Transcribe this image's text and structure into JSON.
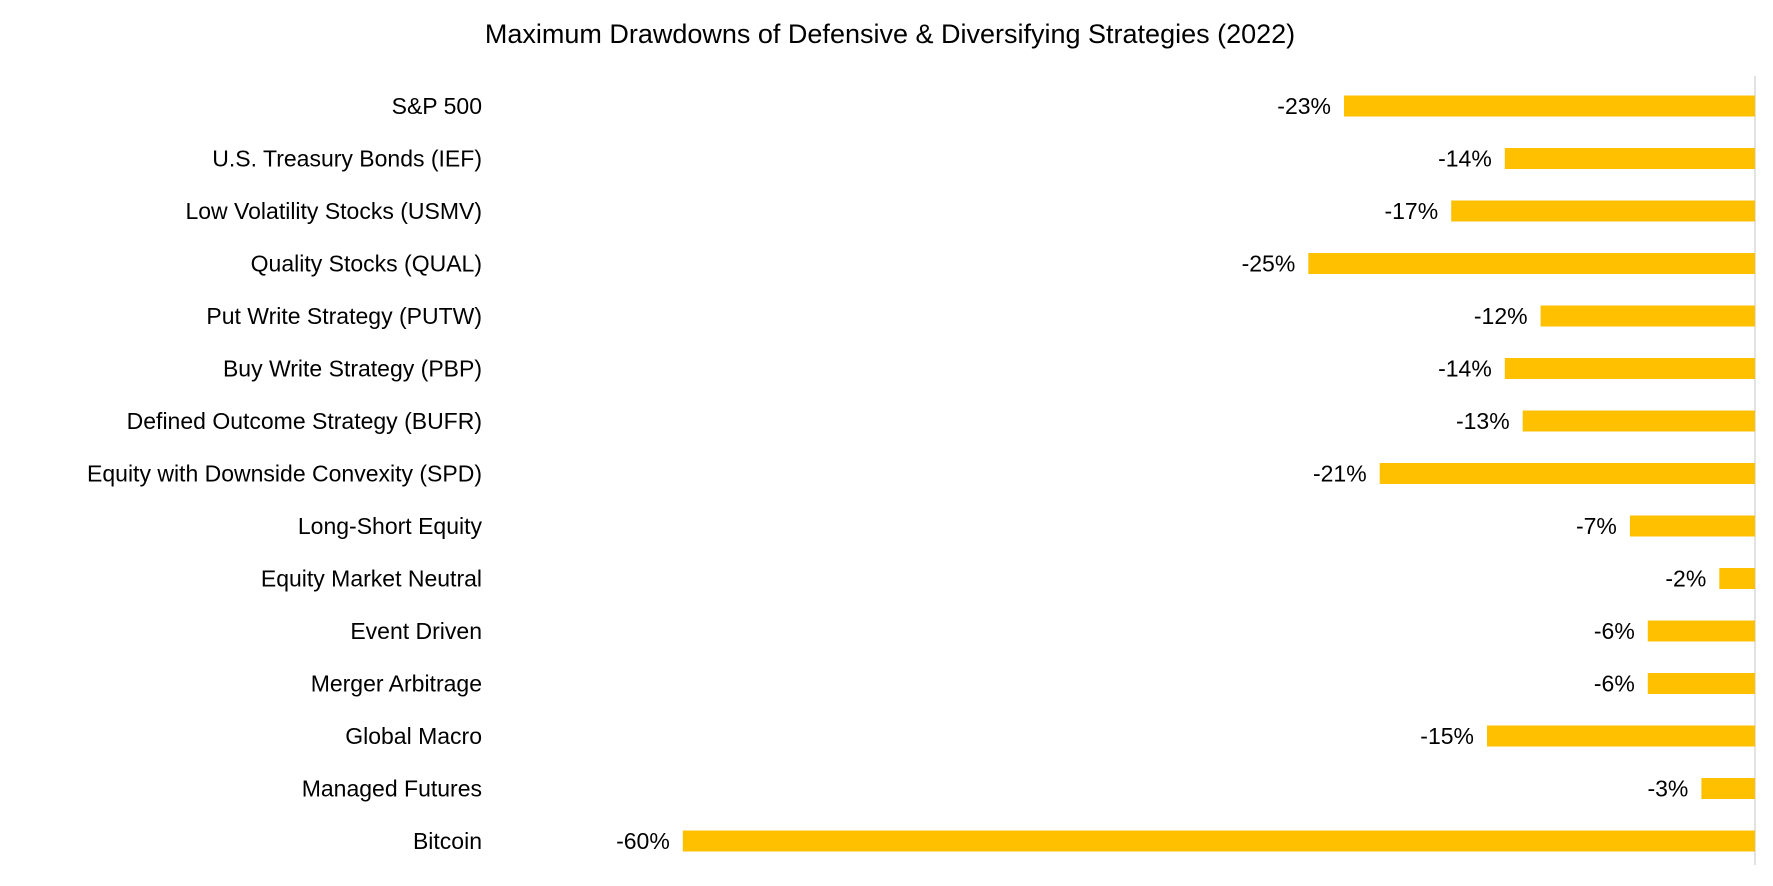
{
  "chart_data": {
    "type": "bar",
    "orientation": "horizontal",
    "title": "Maximum Drawdowns of Defensive & Diversifying Strategies (2022)",
    "xlabel": "",
    "ylabel": "",
    "categories": [
      "S&P 500",
      "U.S. Treasury Bonds (IEF)",
      "Low Volatility Stocks (USMV)",
      "Quality Stocks (QUAL)",
      "Put Write Strategy (PUTW)",
      "Buy Write Strategy (PBP)",
      "Defined Outcome Strategy (BUFR)",
      "Equity with Downside Convexity (SPD)",
      "Long-Short Equity",
      "Equity Market Neutral",
      "Event Driven",
      "Merger Arbitrage",
      "Global Macro",
      "Managed Futures",
      "Bitcoin"
    ],
    "values": [
      -23,
      -14,
      -17,
      -25,
      -12,
      -14,
      -13,
      -21,
      -7,
      -2,
      -6,
      -6,
      -15,
      -3,
      -60
    ],
    "labels": [
      "-23%",
      "-14%",
      "-17%",
      "-25%",
      "-12%",
      "-14%",
      "-13%",
      "-21%",
      "-7%",
      "-2%",
      "-6%",
      "-6%",
      "-15%",
      "-3%",
      "-60%"
    ],
    "value_unit": "%",
    "xlim": [
      -60,
      0
    ],
    "grid": false,
    "legend": "none",
    "bar_color": "#FFC000",
    "axis_color": "#D9D9D9"
  }
}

......

▶ **THE TASK**
Gather every line from the entries above where the word "Stocks" appears, and copy them.

▶ **EXERCISE RESULT**
      "Low Volatility Stocks (USMV)",
      "Quality Stocks (QUAL)",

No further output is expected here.